WHAT THE TASK ASKS:
Your task is to transcribe the records exactly, skipping every image.

>> begin INPUT RECORDS

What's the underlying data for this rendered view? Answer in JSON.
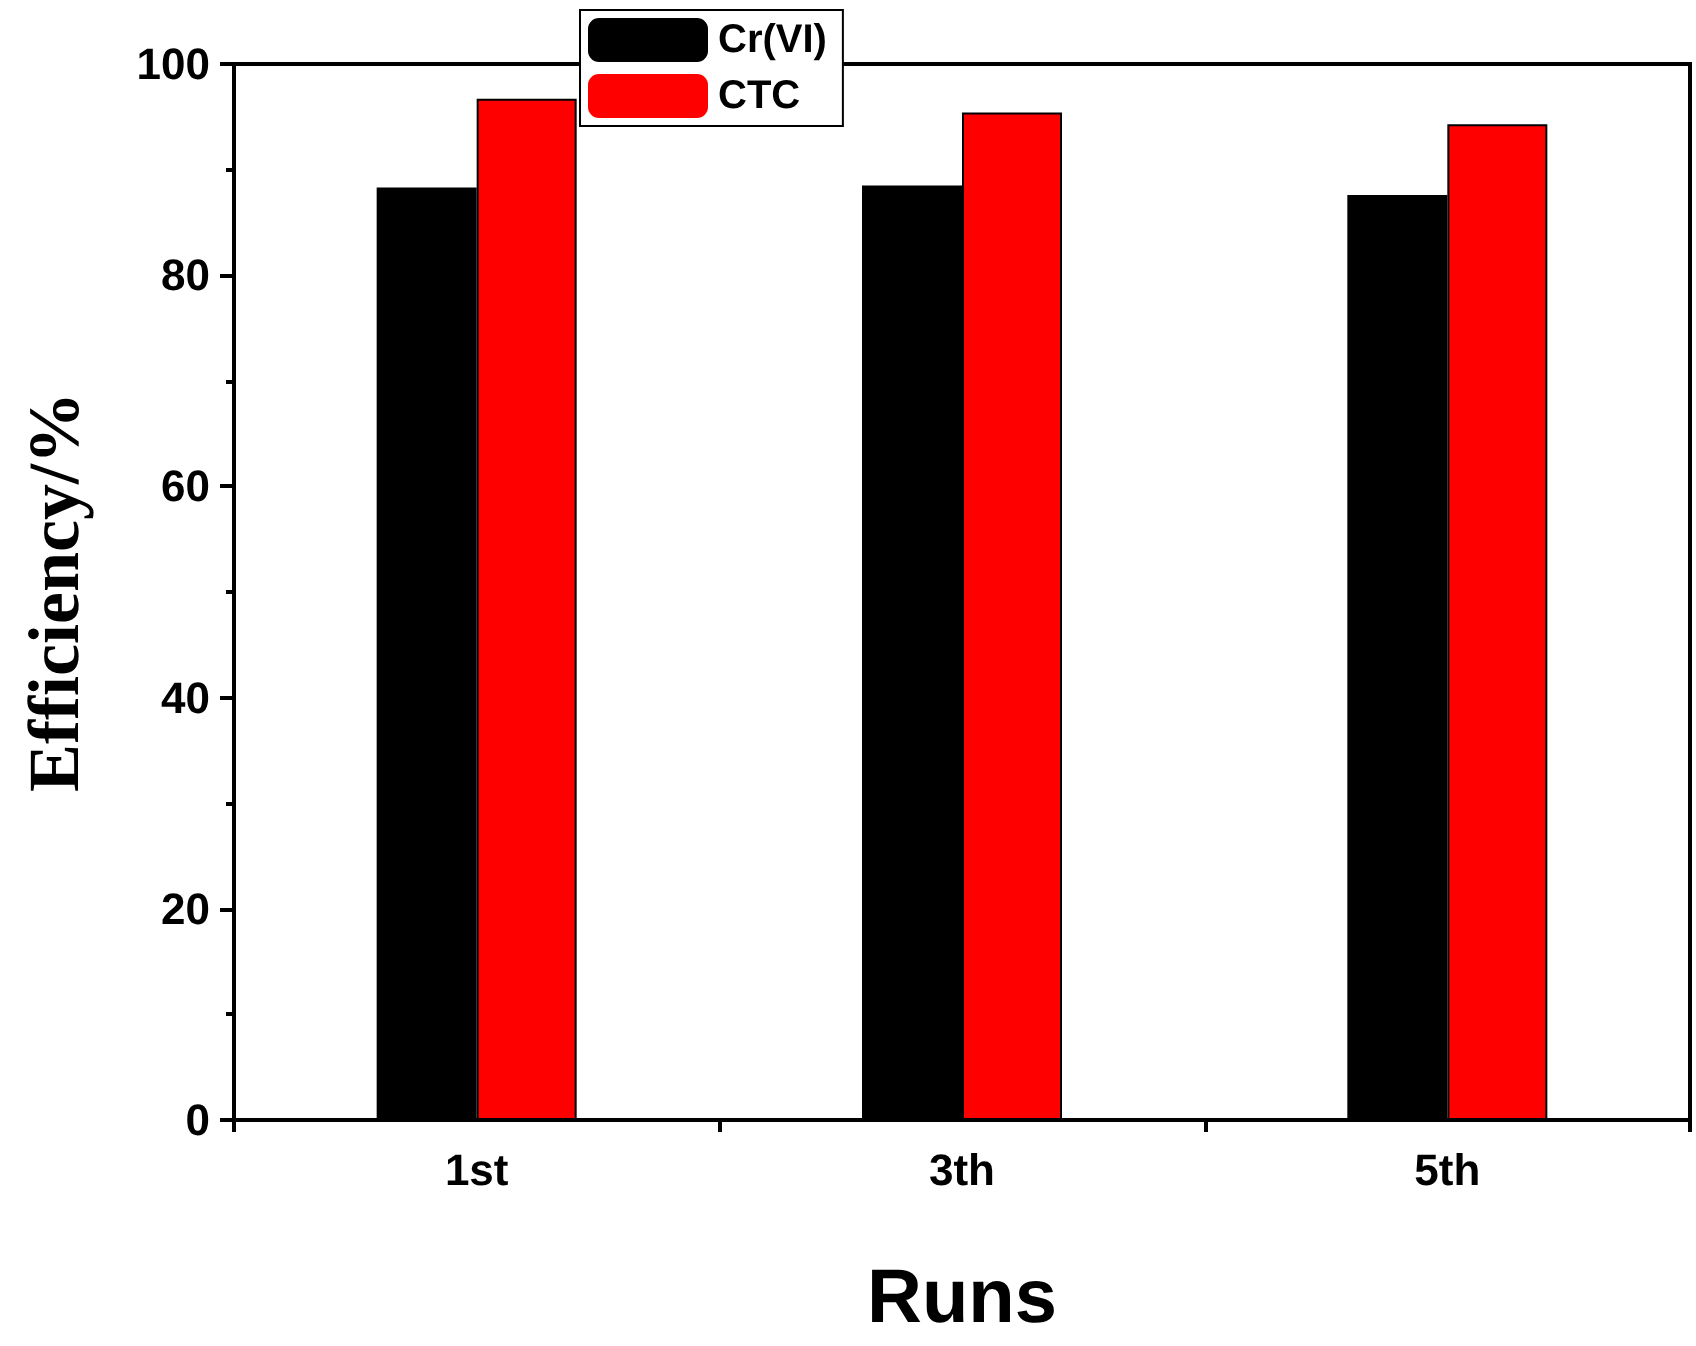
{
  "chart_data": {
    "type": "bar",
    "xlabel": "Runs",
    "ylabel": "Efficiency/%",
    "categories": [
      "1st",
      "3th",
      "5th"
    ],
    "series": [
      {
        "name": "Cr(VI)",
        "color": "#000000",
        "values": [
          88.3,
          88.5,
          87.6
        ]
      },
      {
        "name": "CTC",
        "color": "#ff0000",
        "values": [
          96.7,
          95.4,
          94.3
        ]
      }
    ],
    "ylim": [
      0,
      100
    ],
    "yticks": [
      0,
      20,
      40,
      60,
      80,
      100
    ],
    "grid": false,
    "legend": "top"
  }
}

>> end INPUT RECORDS

OUTPUT FOR THIS TASK:
What's the underlying data for this rendered view? Answer in JSON.
{
  "chart_data": {
    "type": "bar",
    "xlabel": "Runs",
    "ylabel": "Efficiency/%",
    "categories": [
      "1st",
      "3th",
      "5th"
    ],
    "series": [
      {
        "name": "Cr(VI)",
        "color": "#000000",
        "values": [
          88.3,
          88.5,
          87.6
        ]
      },
      {
        "name": "CTC",
        "color": "#ff0000",
        "values": [
          96.7,
          95.4,
          94.3
        ]
      }
    ],
    "ylim": [
      0,
      100
    ],
    "yticks": [
      0,
      20,
      40,
      60,
      80,
      100
    ],
    "grid": false,
    "legend": "top"
  }
}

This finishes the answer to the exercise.